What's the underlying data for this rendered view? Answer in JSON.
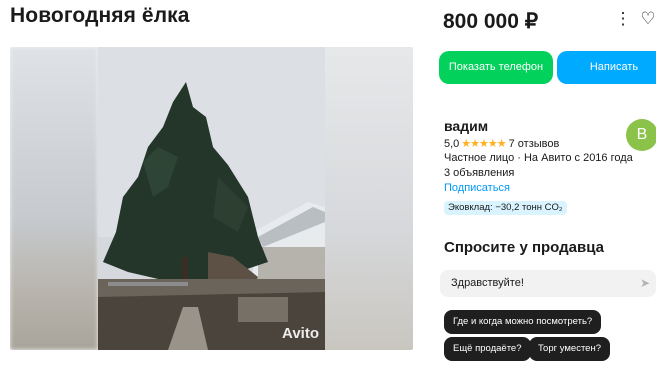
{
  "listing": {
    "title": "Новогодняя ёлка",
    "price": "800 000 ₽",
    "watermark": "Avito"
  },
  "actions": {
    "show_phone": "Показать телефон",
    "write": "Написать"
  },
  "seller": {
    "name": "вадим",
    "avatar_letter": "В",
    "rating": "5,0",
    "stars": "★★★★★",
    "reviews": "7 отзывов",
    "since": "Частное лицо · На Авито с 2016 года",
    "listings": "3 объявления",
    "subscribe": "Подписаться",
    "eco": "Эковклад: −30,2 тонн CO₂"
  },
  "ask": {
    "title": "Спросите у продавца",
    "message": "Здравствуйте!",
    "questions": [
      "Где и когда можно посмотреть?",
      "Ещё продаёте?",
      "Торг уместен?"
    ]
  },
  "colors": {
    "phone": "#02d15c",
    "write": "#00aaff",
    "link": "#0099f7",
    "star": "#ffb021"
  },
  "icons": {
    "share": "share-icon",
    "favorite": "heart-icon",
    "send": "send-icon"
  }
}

* * *

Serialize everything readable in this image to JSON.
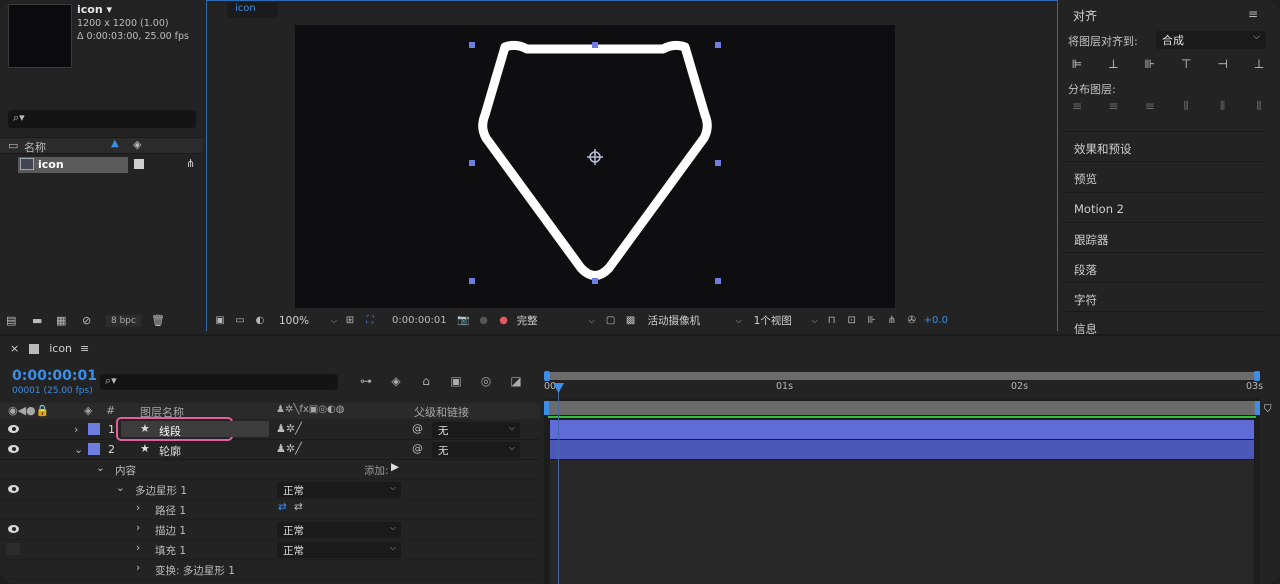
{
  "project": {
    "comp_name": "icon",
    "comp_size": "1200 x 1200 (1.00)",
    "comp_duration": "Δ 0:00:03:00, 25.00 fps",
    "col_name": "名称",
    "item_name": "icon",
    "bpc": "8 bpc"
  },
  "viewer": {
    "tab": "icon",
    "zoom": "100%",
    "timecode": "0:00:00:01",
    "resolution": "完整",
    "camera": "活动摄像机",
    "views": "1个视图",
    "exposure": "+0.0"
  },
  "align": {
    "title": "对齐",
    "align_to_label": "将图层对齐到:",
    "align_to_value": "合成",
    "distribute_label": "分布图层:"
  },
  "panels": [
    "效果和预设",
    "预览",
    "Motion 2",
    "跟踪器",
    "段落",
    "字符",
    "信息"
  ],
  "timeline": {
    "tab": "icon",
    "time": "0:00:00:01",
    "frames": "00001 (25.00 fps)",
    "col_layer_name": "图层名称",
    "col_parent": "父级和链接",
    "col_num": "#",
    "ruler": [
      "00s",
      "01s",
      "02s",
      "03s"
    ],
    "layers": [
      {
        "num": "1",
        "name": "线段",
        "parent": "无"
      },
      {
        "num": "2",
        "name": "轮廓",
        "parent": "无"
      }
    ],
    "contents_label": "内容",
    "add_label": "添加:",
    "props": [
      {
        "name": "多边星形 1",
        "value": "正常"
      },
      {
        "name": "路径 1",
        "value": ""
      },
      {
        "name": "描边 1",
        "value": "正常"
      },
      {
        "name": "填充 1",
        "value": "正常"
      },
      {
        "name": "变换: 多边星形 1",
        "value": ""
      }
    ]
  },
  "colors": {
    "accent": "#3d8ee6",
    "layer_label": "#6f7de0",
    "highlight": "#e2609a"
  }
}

**WRITTEN TASK**
Copy every line in the listing above where the string "this" turns up.

**EXPECTED ANSWER**
What's the underlying data for this rendered view? Answer in JSON.
Serialize everything readable in this image to JSON.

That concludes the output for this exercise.